>>>

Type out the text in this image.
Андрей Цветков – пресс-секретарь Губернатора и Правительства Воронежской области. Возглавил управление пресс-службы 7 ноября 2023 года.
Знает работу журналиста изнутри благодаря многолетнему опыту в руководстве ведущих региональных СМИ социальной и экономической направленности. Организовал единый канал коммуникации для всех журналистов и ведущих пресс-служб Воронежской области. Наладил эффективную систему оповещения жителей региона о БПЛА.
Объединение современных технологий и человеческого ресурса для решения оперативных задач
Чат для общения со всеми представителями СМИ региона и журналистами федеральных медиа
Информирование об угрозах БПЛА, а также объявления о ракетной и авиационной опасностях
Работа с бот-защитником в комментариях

<<<

**Work to do**:
Output the full listing without altering anything.

**Worked solution**:
Type out the text in this image.
Андрей Цветков – пресс-секретарь Губернатора и Правительства Воронежской области. Возглавил управление пресс-службы 7 ноября 2023 года.
Знает работу журналиста изнутри благодаря многолетнему опыту в руководстве ведущих региональных СМИ социальной и экономической направленности. Организовал единый канал коммуникации для всех журналистов и ведущих пресс-служб Воронежской области. Наладил эффективную систему оповещения жителей региона о БПЛА.
Объединение современных технологий и человеческого ресурса для решения оперативных задач
Чат для общения со всеми представителями СМИ региона и журналистами федеральных медиа
Информирование об угрозах БПЛА, а также объявления о ракетной и авиационной опасностях
Работа с бот-защитником в комментариях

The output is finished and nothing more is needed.